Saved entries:
+++
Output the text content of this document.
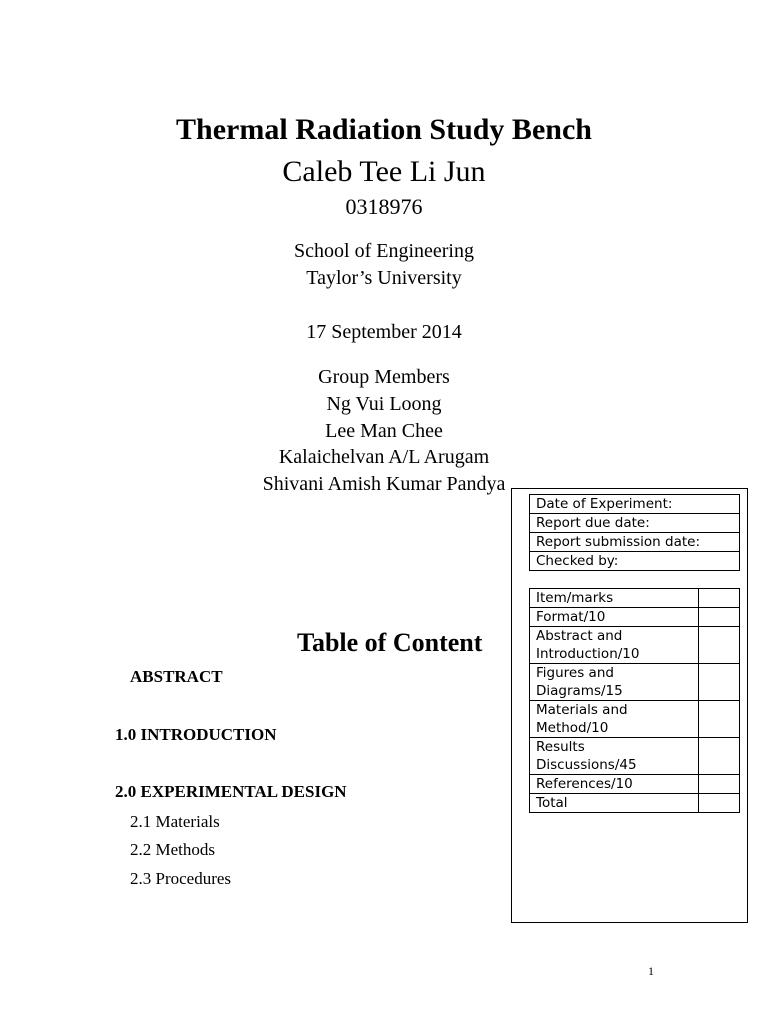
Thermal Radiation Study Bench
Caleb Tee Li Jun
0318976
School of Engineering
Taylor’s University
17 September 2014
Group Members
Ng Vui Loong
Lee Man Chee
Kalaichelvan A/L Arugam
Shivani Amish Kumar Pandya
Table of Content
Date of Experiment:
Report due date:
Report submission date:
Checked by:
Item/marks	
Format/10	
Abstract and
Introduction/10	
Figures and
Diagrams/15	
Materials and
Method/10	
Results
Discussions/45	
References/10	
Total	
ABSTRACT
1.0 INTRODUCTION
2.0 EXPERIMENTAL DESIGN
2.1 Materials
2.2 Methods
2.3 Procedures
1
+++
> [PROBLEM DESCRIPTION]:
Transcribe the material exactly, keeping every word and none of the pictures.

> [COMPLETED EXERCISE]:
Output the text content of this document.
Thermal Radiation Study Bench
Caleb Tee Li Jun
0318976
School of Engineering
Taylor’s University
17 September 2014
Group Members
Ng Vui Loong
Lee Man Chee
Kalaichelvan A/L Arugam
Shivani Amish Kumar Pandya
Table of Content
Date of Experiment:
Report due date:
Report submission date:
Checked by:
Item/marks	
Format/10	
Abstract and
Introduction/10	
Figures and
Diagrams/15	
Materials and
Method/10	
Results
Discussions/45	
References/10	
Total	
ABSTRACT
1.0 INTRODUCTION
2.0 EXPERIMENTAL DESIGN
2.1 Materials
2.2 Methods
2.3 Procedures
1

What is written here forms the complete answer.